Goal of the exercise ▸ Check each line of the entries below for the string "Absatz" and state how many lines have it, with no other text.

Input ▸
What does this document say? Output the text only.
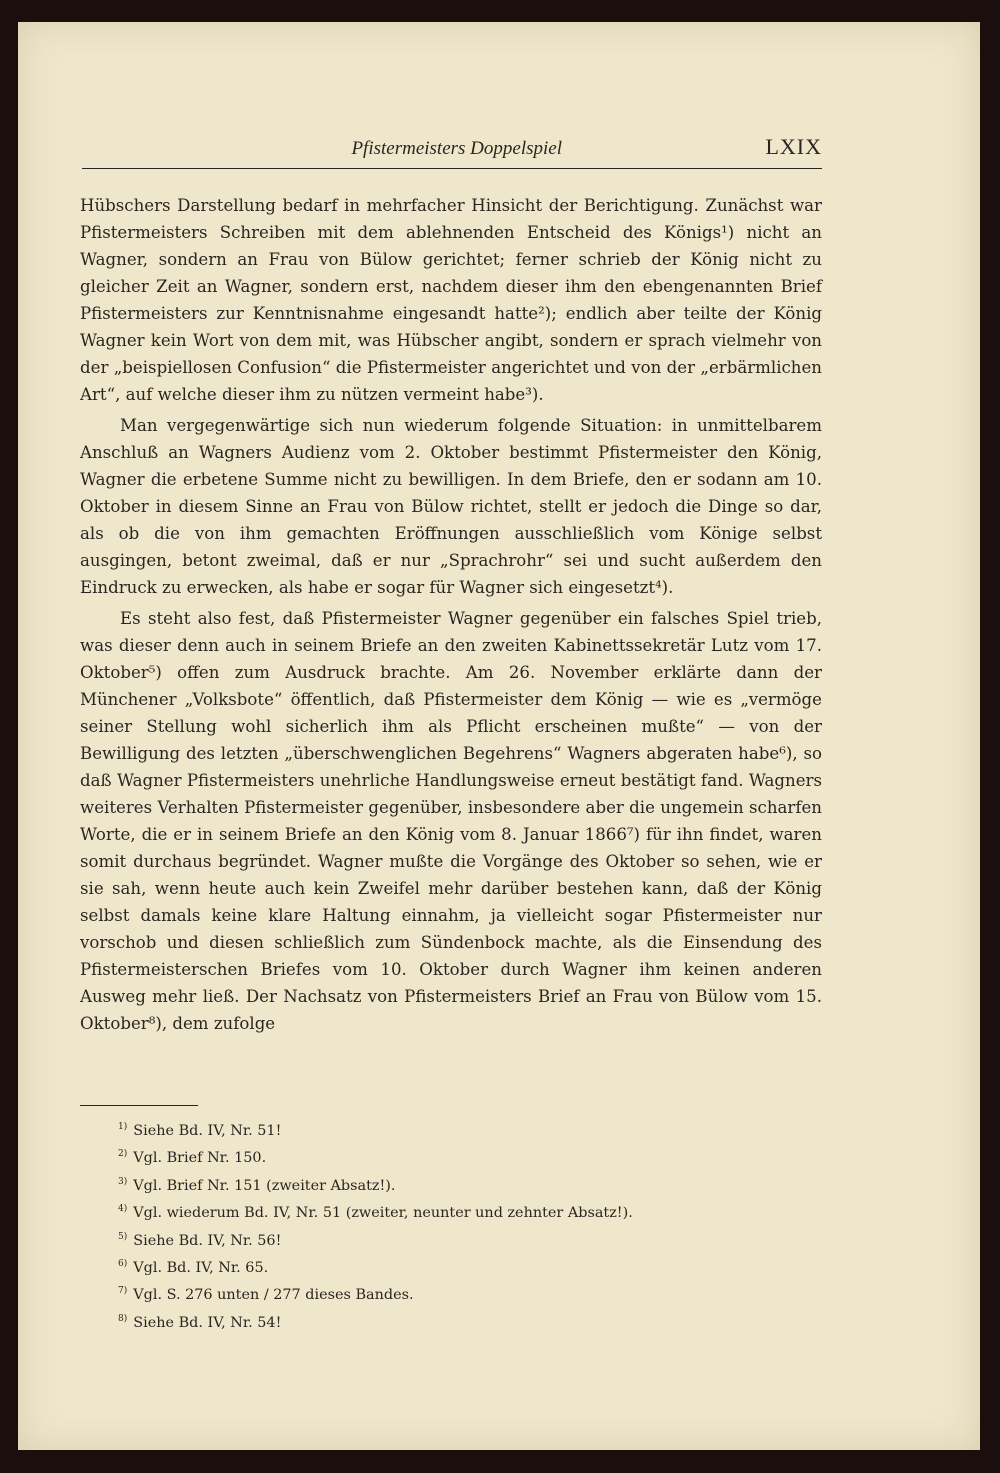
Pfistermeisters Doppelspiel	LXIX

Hübschers Darstellung bedarf in mehrfacher Hinsicht der Berichtigung. Zunächst war Pfistermeisters Schreiben mit dem ablehnenden Entscheid des Königs¹) nicht an Wagner, sondern an Frau von Bülow gerichtet; ferner schrieb der König nicht zu gleicher Zeit an Wagner, sondern erst, nachdem dieser ihm den ebengenannten Brief Pfistermeisters zur Kenntnisnahme eingesandt hatte²); endlich aber teilte der König Wagner kein Wort von dem mit, was Hübscher angibt, sondern er sprach vielmehr von der „beispiellosen Confusion“ die Pfistermeister angerichtet und von der „erbärmlichen Art“, auf welche dieser ihm zu nützen vermeint habe³).

Man vergegenwärtige sich nun wiederum folgende Situation: in unmittelbarem Anschluß an Wagners Audienz vom 2. Oktober bestimmt Pfistermeister den König, Wagner die erbetene Summe nicht zu bewilligen. In dem Briefe, den er sodann am 10. Oktober in diesem Sinne an Frau von Bülow richtet, stellt er jedoch die Dinge so dar, als ob die von ihm gemachten Eröffnungen ausschließlich vom Könige selbst ausgingen, betont zweimal, daß er nur „Sprachrohr“ sei und sucht außerdem den Eindruck zu erwecken, als habe er sogar für Wagner sich eingesetzt⁴).

Es steht also fest, daß Pfistermeister Wagner gegenüber ein falsches Spiel trieb, was dieser denn auch in seinem Briefe an den zweiten Kabinettssekretär Lutz vom 17. Oktober⁵) offen zum Ausdruck brachte. Am 26. November erklärte dann der Münchener „Volksbote“ öffentlich, daß Pfistermeister dem König — wie es „vermöge seiner Stellung wohl sicherlich ihm als Pflicht erscheinen mußte“ — von der Bewilligung des letzten „überschwenglichen Begehrens“ Wagners abgeraten habe⁶), so daß Wagner Pfistermeisters unehrliche Handlungsweise erneut bestätigt fand. Wagners weiteres Verhalten Pfistermeister gegenüber, insbesondere aber die ungemein scharfen Worte, die er in seinem Briefe an den König vom 8. Januar 1866⁷) für ihn findet, waren somit durchaus begründet. Wagner mußte die Vorgänge des Oktober so sehen, wie er sie sah, wenn heute auch kein Zweifel mehr darüber bestehen kann, daß der König selbst damals keine klare Haltung einnahm, ja vielleicht sogar Pfistermeister nur vorschob und diesen schließlich zum Sündenbock machte, als die Einsendung des Pfistermeisterschen Briefes vom 10. Oktober durch Wagner ihm keinen anderen Ausweg mehr ließ. Der Nachsatz von Pfistermeisters Brief an Frau von Bülow vom 15. Oktober⁸), dem zufolge

$^{1)}$ Siehe Bd. IV, Nr. 51!
$^{2)}$ Vgl. Brief Nr. 150.
$^{3)}$ Vgl. Brief Nr. 151 (zweiter Absatz!).
$^{4)}$ Vgl. wiederum Bd. IV, Nr. 51 (zweiter, neunter und zehnter Absatz!).
$^{5)}$ Siehe Bd. IV, Nr. 56!
$^{6)}$ Vgl. Bd. IV, Nr. 65.
$^{7)}$ Vgl. S. 276 unten / 277 dieses Bandes.
$^{8)}$ Siehe Bd. IV, Nr. 54!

Answer for this exercise ▸ 2